--- Start PROVIDED PASSAGE ---
4. List two general directions taken by avant guarde artists in response to the turmoil:
                                   
      a. They criticized political and social institutions.
      b. Others withdrew from society and concentrated their attention on art as a unique activity, separate from society at large.
 
 

EXPRESSIONISM IN EARLY 20TH CENTURY EUROPE

1. What is meant by the term “Expressionism”?
Art that is the result of the artist’s unique inner or personal vision and often has an emotional dimension.
 
2. List three movements classified as expressionist:
      a. Fauvism                    
      b. German Expressionism/Die Brücke
      c. German Expressionism/Der Blaue Reiter
 
3. In what year was the exhibition held in which the name "Fauve" was coined?
1905
 
      What did it mean?
      Wild beasts,” referring to the shockingly bright colors.
 
4. Name two Fauve painters.
      a. Henri Matisse                                     b. André Derain
     
      Describe the characteristics that Fauve paintings have in common.
      Color was liberated from its descriptive function and used for both expressive and structural ends. Color was most responsible for pictorial coherence and the primary conveyor of meaning. They combined outward expressionism, in the form of a bold release of internal feelings through wild color and powerful, even brutal, brushwork, and inward expressionism, awakening the viewer’s emotions by these devices.
5. Name two artists who belonged to Die Brücke (The Bridge).
 
      a. Ernst Ludwig Kirchner                                 b. Emil Nolde
                      
      Why did they select the name Die Brücke? What did it signify?
 
Die Brücke signifies from the concept of the artists paving the way for a more perfect age by bridging the old and the new. It means “The Bridge.”
 
      Name three sources for their art.
 
a.   German medieval art
 
b.   architecture
 
c.   graphic arts
 
6. What beliefs were shared by members of the Blue Rider (Der Blau Reiter) group?
 
Der Blaue Reiter means “The Blue Rider”; the founders shared an interest in blue and horses.
 
      Name two artists who belonged to this group.
 
      a. Vassily Kandinsky                            b. Franz Marc
                                              
7. Who was Gertrude Stein and what was her significance for the avant-garde of Paris?
Gertrude Stein was a writer, specializing in experimental writing, who lived in Paris with her brother Leo.  They hosted avant-garde salons with international guests. She was an art patron of Picasso, Gauguin, Cézanne, Renoir, and Braque. She and Leo were collectors and facilitators of interaction among the avant-garde.
 
      Who painted a famous portrait of her?
      Picasso.
 
8. Identify three probable sources of the dislocation of form seen in Picasso's Demoiselles d'Avignon (FIG. 33-9).
 
a.   Cézanne’s treatment of form and space.
 
b.   Ancient Iberian sculptures.
 
c.   African sculpture.
9. Name two Cubist painters.
 
      a. Georges Braque                                            b. Robert Delaunay
                                              
 
10. What idea did the Cubists adopt from Cézanne?
The analysis of form.
 
11. What is the basis of Cubist pictorial space, and how does it differ from Renaissance perspective?
--- End PROVIDED PASSAGE ---
WRITTEN REQUEST = Carry the study guide on early twentieth-century European art forward from its last line. Nothing in the records is needed here.
--- Start PROVIDED INFORMATION ---
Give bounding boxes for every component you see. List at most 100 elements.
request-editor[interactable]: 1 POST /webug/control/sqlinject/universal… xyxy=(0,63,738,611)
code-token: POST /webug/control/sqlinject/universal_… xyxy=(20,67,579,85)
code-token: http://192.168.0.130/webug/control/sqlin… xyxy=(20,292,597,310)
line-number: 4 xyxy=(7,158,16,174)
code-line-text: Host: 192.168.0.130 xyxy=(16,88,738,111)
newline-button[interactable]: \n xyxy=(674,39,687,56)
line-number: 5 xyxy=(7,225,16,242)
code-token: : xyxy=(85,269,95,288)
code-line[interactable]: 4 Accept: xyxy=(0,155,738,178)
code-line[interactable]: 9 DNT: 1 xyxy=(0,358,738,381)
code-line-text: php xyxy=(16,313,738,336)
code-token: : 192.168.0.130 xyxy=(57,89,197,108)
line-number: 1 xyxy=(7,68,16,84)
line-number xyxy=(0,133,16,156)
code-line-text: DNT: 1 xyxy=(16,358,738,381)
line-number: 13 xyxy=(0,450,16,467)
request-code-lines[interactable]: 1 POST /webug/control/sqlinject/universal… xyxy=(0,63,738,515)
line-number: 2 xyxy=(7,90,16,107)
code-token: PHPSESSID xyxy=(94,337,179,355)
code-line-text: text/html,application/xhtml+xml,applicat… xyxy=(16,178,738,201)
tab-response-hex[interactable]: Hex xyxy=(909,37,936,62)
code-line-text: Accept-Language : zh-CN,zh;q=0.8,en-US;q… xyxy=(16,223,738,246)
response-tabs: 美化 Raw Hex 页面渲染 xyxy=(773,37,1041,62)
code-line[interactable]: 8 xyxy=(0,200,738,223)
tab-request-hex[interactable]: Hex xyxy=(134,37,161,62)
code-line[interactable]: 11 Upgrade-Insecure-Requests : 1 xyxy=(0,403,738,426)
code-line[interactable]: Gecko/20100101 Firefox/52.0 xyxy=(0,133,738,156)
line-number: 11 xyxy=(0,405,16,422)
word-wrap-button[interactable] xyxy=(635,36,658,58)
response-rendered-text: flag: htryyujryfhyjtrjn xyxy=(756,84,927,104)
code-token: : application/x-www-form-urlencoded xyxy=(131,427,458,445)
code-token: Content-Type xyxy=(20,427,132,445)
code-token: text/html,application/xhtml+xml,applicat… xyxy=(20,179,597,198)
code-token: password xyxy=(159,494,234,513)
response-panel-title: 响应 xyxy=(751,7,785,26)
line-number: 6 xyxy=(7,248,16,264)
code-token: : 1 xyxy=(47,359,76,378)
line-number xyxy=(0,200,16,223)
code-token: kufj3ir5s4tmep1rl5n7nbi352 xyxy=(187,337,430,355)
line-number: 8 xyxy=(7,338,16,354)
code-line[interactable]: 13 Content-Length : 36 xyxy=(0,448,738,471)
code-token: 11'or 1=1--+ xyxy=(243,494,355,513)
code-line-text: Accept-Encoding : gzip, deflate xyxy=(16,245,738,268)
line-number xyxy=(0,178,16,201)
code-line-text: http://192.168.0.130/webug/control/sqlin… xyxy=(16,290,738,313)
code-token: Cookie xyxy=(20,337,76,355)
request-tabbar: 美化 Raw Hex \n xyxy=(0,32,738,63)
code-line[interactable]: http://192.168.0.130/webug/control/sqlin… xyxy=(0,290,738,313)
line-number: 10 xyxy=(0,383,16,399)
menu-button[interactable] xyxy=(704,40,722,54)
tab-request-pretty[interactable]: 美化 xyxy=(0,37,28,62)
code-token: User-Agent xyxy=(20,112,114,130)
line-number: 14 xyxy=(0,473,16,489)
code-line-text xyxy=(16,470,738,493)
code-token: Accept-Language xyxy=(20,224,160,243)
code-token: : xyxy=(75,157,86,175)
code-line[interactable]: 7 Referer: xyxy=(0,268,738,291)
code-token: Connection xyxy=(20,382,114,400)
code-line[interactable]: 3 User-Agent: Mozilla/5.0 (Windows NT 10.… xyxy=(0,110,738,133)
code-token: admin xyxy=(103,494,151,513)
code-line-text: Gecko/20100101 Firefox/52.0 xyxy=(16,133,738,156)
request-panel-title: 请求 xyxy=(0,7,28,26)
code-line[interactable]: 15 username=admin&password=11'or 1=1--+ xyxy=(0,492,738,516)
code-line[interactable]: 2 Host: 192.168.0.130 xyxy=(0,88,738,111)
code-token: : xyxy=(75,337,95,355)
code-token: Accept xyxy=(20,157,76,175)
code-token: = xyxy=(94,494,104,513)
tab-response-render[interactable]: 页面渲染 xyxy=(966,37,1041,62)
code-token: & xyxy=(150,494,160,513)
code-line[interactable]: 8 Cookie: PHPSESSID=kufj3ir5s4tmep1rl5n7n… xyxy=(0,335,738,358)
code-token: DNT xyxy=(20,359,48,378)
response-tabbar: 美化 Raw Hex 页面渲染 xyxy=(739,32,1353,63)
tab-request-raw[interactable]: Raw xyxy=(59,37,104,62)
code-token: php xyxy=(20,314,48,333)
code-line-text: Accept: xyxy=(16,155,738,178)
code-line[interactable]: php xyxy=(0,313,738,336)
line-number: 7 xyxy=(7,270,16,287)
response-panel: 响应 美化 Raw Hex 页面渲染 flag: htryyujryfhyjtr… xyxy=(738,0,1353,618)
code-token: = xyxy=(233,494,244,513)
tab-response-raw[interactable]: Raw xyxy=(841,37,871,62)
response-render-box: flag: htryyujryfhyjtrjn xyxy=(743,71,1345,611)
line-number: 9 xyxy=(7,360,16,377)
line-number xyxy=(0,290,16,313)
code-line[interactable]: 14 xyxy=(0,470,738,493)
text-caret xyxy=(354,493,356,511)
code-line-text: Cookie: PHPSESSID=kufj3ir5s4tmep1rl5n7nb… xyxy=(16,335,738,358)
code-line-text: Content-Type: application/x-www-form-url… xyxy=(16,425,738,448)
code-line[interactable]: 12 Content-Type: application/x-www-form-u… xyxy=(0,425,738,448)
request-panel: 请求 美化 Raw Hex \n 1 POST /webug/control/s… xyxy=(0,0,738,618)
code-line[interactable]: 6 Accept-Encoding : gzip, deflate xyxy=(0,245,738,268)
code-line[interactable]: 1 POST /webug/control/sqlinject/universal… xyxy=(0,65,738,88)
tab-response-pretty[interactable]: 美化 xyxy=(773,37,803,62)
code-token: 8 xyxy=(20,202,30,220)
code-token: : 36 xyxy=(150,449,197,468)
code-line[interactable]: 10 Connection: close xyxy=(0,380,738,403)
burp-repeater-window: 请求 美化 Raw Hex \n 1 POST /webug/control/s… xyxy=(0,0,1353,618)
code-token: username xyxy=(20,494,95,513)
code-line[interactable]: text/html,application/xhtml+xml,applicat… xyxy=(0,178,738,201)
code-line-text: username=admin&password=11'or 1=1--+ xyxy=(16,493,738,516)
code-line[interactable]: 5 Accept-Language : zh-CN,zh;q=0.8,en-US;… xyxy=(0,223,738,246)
--- End PROVIDED INFORMATION ---
EXPECTED OUTPUT =
They dissected life’s continuous optical spread into its many constituent features, which they then recomposed, by a new logic of design into a coherent artistic object. They rejected naturalistic depictions.
 
12. What is Orphism and who was its founder?
Orphism was named after Orpheus, Greek god with magical powers of music-making, by Guillaume Apollinaire who believed art, like music, was divorced from representation of the visible world. Robert Delaunay and his wife Sonia Delaunay founded Orphism.
 
13. How does Synthetic Cubism differ from Analytic Cubism?
Synthetic Cubism no longer relied on a decipherable relation to the visible world. Artists constructed paintings and drawings from objects and shapes cut from paper or other materials to represent a subject.
 
14. What is a collage?
Collage comes from the French word coller, “to stick.A collage is a composition of bits of objects, such as newspaper or cloth, glued to a surface.
 
15. Name three sculptors whose abstracted froms derive from the experiments of the Cubists:
 
      a. Jacques Lipchitz         b. Aleksandr Archipenko              c. Julio González.
                             
 
16. What new material and technique did Julio Gonzalez contribute to modern sculpture?
Welded iron and bronze.
 
17. How did Fernand Léger modify Cubist practices?
Purism, founded by Le Corbusier, opposed Synthetic Cubism on the grounds that it was out of touch with the machine age. Léger compromised Cubist analysis of form with the Purist’s broad simplification and machinelike finish of the design components.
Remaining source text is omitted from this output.